* Set problem *
Give the count of lines in the data that include the string "center", with no added remarks.

* Records for the task *
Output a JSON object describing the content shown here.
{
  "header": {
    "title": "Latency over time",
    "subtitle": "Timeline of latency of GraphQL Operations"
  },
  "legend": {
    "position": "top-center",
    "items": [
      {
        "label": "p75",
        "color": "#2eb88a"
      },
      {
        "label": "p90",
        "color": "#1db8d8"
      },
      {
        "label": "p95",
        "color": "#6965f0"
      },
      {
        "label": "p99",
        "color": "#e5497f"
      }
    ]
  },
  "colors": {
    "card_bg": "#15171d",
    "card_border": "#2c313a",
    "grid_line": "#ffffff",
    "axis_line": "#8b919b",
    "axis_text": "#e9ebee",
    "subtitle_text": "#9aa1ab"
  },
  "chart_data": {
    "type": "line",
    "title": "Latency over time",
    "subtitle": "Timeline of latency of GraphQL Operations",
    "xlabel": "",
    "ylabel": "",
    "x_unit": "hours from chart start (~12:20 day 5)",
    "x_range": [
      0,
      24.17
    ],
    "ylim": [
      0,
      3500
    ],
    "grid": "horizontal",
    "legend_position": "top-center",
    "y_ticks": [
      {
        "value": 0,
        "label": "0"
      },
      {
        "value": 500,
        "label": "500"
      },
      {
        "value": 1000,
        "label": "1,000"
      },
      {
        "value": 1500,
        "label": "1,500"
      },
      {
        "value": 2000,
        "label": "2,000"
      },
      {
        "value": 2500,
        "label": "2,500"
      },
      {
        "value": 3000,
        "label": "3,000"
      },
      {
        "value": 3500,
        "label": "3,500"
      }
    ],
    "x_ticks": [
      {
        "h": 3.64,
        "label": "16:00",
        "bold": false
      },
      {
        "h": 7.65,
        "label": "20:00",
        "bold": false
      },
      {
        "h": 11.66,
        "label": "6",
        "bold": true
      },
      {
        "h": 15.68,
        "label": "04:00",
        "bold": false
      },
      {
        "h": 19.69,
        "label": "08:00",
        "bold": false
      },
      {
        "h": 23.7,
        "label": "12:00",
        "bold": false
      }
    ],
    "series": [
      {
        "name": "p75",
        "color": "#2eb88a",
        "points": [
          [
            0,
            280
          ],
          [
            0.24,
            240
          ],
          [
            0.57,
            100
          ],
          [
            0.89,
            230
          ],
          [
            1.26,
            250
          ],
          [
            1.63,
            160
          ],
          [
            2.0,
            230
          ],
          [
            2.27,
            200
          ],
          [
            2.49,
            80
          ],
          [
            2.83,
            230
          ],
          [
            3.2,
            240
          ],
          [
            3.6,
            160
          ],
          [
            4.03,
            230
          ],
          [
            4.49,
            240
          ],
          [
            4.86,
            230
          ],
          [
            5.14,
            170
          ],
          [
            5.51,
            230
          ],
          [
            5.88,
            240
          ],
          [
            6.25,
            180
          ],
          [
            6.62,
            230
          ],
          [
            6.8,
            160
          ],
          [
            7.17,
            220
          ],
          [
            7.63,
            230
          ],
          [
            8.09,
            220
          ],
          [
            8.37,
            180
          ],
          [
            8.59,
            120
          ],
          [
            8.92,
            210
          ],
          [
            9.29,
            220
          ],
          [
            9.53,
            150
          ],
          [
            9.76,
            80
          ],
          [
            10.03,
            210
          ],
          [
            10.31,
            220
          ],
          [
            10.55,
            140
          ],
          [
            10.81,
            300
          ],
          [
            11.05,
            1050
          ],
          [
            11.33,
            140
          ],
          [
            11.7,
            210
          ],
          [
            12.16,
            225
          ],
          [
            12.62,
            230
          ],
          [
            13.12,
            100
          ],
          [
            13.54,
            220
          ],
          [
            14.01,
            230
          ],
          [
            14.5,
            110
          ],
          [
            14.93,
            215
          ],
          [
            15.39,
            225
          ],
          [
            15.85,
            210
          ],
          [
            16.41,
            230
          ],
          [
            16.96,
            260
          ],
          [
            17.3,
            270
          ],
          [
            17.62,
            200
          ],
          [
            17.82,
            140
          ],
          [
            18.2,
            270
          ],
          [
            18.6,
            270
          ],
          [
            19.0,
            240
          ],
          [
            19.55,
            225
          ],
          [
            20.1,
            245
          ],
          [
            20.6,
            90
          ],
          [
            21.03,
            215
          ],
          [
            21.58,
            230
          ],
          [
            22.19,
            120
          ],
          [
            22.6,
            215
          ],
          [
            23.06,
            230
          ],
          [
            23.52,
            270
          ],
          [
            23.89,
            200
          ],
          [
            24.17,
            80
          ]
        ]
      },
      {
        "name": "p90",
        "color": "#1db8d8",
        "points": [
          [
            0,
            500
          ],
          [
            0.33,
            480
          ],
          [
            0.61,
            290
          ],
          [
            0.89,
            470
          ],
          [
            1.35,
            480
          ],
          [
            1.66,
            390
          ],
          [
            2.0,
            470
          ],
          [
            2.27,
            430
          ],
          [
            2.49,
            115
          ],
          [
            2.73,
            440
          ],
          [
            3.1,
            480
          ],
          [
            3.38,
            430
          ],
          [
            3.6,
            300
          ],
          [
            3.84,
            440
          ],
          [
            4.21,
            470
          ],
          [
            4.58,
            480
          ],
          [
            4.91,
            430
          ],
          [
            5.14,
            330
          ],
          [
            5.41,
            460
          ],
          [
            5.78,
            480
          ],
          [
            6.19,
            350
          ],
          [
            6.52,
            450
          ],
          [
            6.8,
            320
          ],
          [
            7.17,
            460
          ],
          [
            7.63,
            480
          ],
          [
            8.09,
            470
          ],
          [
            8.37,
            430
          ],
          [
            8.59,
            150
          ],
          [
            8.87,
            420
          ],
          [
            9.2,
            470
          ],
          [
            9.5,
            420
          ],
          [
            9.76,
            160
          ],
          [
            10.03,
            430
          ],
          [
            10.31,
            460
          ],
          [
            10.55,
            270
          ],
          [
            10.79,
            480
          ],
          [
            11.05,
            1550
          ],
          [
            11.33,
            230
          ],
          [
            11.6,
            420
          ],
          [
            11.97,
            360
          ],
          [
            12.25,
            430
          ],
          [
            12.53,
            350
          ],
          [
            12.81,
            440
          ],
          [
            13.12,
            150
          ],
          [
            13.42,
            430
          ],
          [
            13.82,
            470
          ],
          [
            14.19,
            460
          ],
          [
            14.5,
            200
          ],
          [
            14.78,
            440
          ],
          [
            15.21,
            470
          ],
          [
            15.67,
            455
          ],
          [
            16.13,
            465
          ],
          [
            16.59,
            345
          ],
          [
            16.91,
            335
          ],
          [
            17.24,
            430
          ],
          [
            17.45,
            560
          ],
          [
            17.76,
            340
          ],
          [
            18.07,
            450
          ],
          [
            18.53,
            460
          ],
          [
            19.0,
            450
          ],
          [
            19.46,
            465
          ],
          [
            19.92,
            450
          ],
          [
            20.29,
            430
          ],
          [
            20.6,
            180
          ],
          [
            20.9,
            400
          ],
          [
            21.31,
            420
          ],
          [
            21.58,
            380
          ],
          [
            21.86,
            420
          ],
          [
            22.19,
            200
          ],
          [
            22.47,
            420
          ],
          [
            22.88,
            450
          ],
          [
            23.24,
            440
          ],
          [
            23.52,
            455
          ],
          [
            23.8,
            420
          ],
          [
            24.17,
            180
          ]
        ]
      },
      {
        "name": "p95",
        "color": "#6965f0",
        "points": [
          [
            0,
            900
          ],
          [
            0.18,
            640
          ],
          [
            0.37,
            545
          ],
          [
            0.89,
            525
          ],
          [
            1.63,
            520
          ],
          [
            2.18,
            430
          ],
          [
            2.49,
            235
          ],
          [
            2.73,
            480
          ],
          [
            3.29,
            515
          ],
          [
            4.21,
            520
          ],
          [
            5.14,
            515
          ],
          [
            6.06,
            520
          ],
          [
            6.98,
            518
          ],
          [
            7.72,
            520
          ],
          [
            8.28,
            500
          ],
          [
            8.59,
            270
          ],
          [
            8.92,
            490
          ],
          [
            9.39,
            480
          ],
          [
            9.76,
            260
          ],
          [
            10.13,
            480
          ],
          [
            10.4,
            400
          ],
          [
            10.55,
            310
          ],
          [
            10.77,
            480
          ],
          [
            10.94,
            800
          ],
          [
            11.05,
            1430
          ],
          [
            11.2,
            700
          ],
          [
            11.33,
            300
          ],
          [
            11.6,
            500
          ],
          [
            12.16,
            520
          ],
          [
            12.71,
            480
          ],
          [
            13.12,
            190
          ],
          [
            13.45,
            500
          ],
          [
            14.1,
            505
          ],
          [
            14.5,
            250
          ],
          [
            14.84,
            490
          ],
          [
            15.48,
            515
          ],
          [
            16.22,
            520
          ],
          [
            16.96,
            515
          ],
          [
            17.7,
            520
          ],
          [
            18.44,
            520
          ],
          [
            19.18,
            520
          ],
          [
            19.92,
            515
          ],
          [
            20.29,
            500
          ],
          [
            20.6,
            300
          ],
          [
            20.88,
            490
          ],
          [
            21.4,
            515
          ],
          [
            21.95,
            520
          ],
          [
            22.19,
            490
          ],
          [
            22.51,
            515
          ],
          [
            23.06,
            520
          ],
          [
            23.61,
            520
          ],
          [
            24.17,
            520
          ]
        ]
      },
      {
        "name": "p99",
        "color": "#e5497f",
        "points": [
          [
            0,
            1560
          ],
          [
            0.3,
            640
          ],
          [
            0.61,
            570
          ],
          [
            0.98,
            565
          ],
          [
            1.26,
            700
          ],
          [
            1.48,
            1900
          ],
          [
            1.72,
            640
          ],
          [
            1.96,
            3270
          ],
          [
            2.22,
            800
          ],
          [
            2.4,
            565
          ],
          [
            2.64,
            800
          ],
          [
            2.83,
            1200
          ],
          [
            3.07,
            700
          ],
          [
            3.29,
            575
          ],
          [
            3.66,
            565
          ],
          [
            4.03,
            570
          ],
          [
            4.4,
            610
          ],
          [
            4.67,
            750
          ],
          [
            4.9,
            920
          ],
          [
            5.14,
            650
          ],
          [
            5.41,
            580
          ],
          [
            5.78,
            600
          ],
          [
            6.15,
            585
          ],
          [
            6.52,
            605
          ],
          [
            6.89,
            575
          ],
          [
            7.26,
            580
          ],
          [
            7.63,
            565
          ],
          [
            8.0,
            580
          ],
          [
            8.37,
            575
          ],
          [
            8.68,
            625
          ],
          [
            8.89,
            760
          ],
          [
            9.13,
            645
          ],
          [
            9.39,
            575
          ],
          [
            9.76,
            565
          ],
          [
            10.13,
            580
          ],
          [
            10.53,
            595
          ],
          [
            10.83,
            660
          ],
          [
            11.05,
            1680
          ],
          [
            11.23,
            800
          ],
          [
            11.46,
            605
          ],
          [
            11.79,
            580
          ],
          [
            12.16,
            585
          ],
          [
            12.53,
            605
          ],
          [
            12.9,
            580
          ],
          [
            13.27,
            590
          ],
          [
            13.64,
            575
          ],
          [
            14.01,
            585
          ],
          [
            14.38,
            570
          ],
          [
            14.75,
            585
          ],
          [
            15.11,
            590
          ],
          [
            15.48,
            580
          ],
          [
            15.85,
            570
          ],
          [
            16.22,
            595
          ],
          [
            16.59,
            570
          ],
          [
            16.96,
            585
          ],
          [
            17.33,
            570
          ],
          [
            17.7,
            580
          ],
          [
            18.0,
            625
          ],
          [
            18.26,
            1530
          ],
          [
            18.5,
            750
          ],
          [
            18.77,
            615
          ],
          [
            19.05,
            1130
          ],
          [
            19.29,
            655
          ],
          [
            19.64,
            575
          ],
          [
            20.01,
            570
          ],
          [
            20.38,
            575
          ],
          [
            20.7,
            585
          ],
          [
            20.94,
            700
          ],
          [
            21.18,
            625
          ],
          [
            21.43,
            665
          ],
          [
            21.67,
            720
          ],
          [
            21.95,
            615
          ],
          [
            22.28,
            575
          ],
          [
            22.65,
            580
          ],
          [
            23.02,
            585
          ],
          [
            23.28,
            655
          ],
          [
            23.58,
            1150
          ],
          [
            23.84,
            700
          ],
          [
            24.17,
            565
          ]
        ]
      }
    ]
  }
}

* Output of the exercise *
2